### Task brief
Return the listing below verbatim. Pictures do not belong in the copy.

━━ Listed records ━━

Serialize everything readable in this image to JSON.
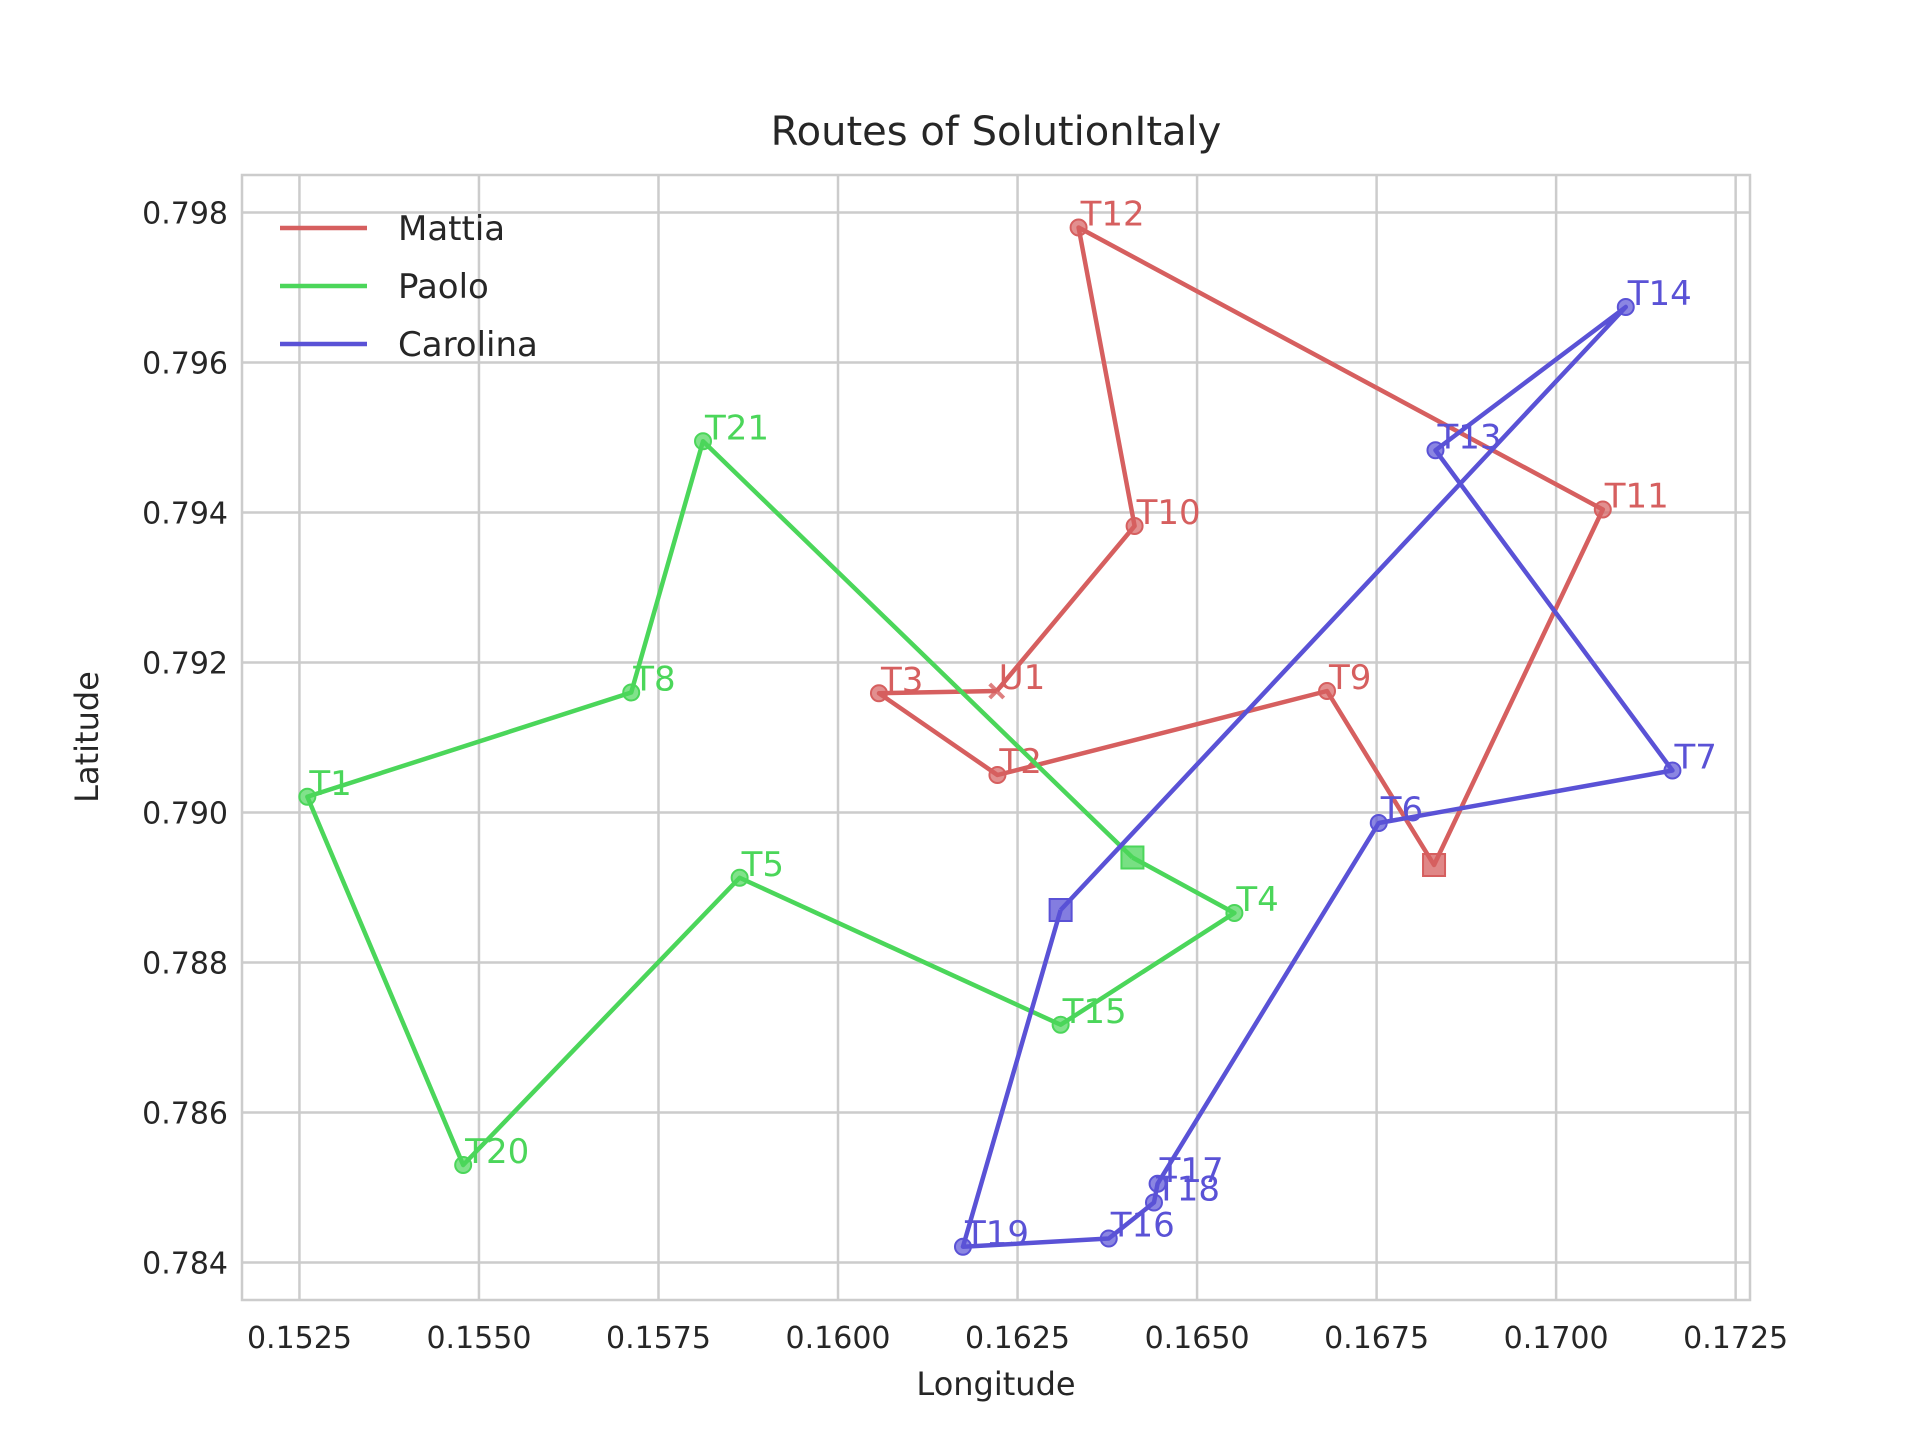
{
  "chart_data": {
    "type": "line",
    "title": "Routes of SolutionItaly",
    "xlabel": "Longitude",
    "ylabel": "Latitude",
    "xlim": [
      0.1517,
      0.1727
    ],
    "ylim": [
      0.7835,
      0.7985
    ],
    "xticks": [
      "0.1525",
      "0.1550",
      "0.1575",
      "0.1600",
      "0.1625",
      "0.1650",
      "0.1675",
      "0.1700",
      "0.1725"
    ],
    "yticks": [
      "0.784",
      "0.786",
      "0.788",
      "0.790",
      "0.792",
      "0.794",
      "0.796",
      "0.798"
    ],
    "grid": true,
    "legend_position": "top-left",
    "series": [
      {
        "name": "Mattia",
        "color": "#d65f5f",
        "depot": {
          "x": 0.1683,
          "y": 0.7893
        },
        "points": [
          {
            "label": "U1",
            "x": 0.16221,
            "y": 0.79162,
            "marker": "x"
          },
          {
            "label": "T3",
            "x": 0.16057,
            "y": 0.79159
          },
          {
            "label": "T2",
            "x": 0.16222,
            "y": 0.7905
          },
          {
            "label": "T9",
            "x": 0.16681,
            "y": 0.79162
          },
          {
            "label": "depot",
            "x": 0.1683,
            "y": 0.7893,
            "marker": "depot"
          },
          {
            "label": "T11",
            "x": 0.17065,
            "y": 0.79404
          },
          {
            "label": "T12",
            "x": 0.16335,
            "y": 0.7978
          },
          {
            "label": "T10",
            "x": 0.16413,
            "y": 0.79382
          },
          {
            "label": "U1",
            "x": 0.16221,
            "y": 0.79162,
            "marker": "x"
          }
        ]
      },
      {
        "name": "Paolo",
        "color": "#4bd65a",
        "depot": {
          "x": 0.1641,
          "y": 0.7894
        },
        "points": [
          {
            "label": "depot",
            "x": 0.1641,
            "y": 0.7894,
            "marker": "depot"
          },
          {
            "label": "T21",
            "x": 0.15812,
            "y": 0.79495
          },
          {
            "label": "T8",
            "x": 0.15712,
            "y": 0.7916
          },
          {
            "label": "T1",
            "x": 0.15261,
            "y": 0.79021
          },
          {
            "label": "T20",
            "x": 0.15478,
            "y": 0.7853
          },
          {
            "label": "T5",
            "x": 0.15863,
            "y": 0.78913
          },
          {
            "label": "T15",
            "x": 0.1631,
            "y": 0.78717
          },
          {
            "label": "T4",
            "x": 0.16552,
            "y": 0.78866
          },
          {
            "label": "depot",
            "x": 0.1641,
            "y": 0.7894,
            "marker": "depot"
          }
        ]
      },
      {
        "name": "Carolina",
        "color": "#5a52d6",
        "depot": {
          "x": 0.1631,
          "y": 0.7887
        },
        "points": [
          {
            "label": "depot",
            "x": 0.1631,
            "y": 0.7887,
            "marker": "depot"
          },
          {
            "label": "T14",
            "x": 0.17097,
            "y": 0.79674
          },
          {
            "label": "T13",
            "x": 0.16832,
            "y": 0.79483
          },
          {
            "label": "T7",
            "x": 0.17162,
            "y": 0.79056
          },
          {
            "label": "T6",
            "x": 0.16753,
            "y": 0.78986
          },
          {
            "label": "T17",
            "x": 0.16445,
            "y": 0.78505
          },
          {
            "label": "T18",
            "x": 0.1644,
            "y": 0.7848
          },
          {
            "label": "T16",
            "x": 0.16377,
            "y": 0.78432
          },
          {
            "label": "T19",
            "x": 0.16174,
            "y": 0.78421
          },
          {
            "label": "depot",
            "x": 0.1631,
            "y": 0.7887,
            "marker": "depot"
          }
        ]
      }
    ]
  }
}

━━━

### Task result
Serialize everything readable in this image to JSON.
{
  "chart_data": {
    "type": "line",
    "title": "Routes of SolutionItaly",
    "xlabel": "Longitude",
    "ylabel": "Latitude",
    "xlim": [
      0.1517,
      0.1727
    ],
    "ylim": [
      0.7835,
      0.7985
    ],
    "xticks": [
      "0.1525",
      "0.1550",
      "0.1575",
      "0.1600",
      "0.1625",
      "0.1650",
      "0.1675",
      "0.1700",
      "0.1725"
    ],
    "yticks": [
      "0.784",
      "0.786",
      "0.788",
      "0.790",
      "0.792",
      "0.794",
      "0.796",
      "0.798"
    ],
    "grid": true,
    "legend_position": "top-left",
    "series": [
      {
        "name": "Mattia",
        "color": "#d65f5f",
        "depot": {
          "x": 0.1683,
          "y": 0.7893
        },
        "points": [
          {
            "label": "U1",
            "x": 0.16221,
            "y": 0.79162,
            "marker": "x"
          },
          {
            "label": "T3",
            "x": 0.16057,
            "y": 0.79159
          },
          {
            "label": "T2",
            "x": 0.16222,
            "y": 0.7905
          },
          {
            "label": "T9",
            "x": 0.16681,
            "y": 0.79162
          },
          {
            "label": "depot",
            "x": 0.1683,
            "y": 0.7893,
            "marker": "depot"
          },
          {
            "label": "T11",
            "x": 0.17065,
            "y": 0.79404
          },
          {
            "label": "T12",
            "x": 0.16335,
            "y": 0.7978
          },
          {
            "label": "T10",
            "x": 0.16413,
            "y": 0.79382
          },
          {
            "label": "U1",
            "x": 0.16221,
            "y": 0.79162,
            "marker": "x"
          }
        ]
      },
      {
        "name": "Paolo",
        "color": "#4bd65a",
        "depot": {
          "x": 0.1641,
          "y": 0.7894
        },
        "points": [
          {
            "label": "depot",
            "x": 0.1641,
            "y": 0.7894,
            "marker": "depot"
          },
          {
            "label": "T21",
            "x": 0.15812,
            "y": 0.79495
          },
          {
            "label": "T8",
            "x": 0.15712,
            "y": 0.7916
          },
          {
            "label": "T1",
            "x": 0.15261,
            "y": 0.79021
          },
          {
            "label": "T20",
            "x": 0.15478,
            "y": 0.7853
          },
          {
            "label": "T5",
            "x": 0.15863,
            "y": 0.78913
          },
          {
            "label": "T15",
            "x": 0.1631,
            "y": 0.78717
          },
          {
            "label": "T4",
            "x": 0.16552,
            "y": 0.78866
          },
          {
            "label": "depot",
            "x": 0.1641,
            "y": 0.7894,
            "marker": "depot"
          }
        ]
      },
      {
        "name": "Carolina",
        "color": "#5a52d6",
        "depot": {
          "x": 0.1631,
          "y": 0.7887
        },
        "points": [
          {
            "label": "depot",
            "x": 0.1631,
            "y": 0.7887,
            "marker": "depot"
          },
          {
            "label": "T14",
            "x": 0.17097,
            "y": 0.79674
          },
          {
            "label": "T13",
            "x": 0.16832,
            "y": 0.79483
          },
          {
            "label": "T7",
            "x": 0.17162,
            "y": 0.79056
          },
          {
            "label": "T6",
            "x": 0.16753,
            "y": 0.78986
          },
          {
            "label": "T17",
            "x": 0.16445,
            "y": 0.78505
          },
          {
            "label": "T18",
            "x": 0.1644,
            "y": 0.7848
          },
          {
            "label": "T16",
            "x": 0.16377,
            "y": 0.78432
          },
          {
            "label": "T19",
            "x": 0.16174,
            "y": 0.78421
          },
          {
            "label": "depot",
            "x": 0.1631,
            "y": 0.7887,
            "marker": "depot"
          }
        ]
      }
    ]
  }
}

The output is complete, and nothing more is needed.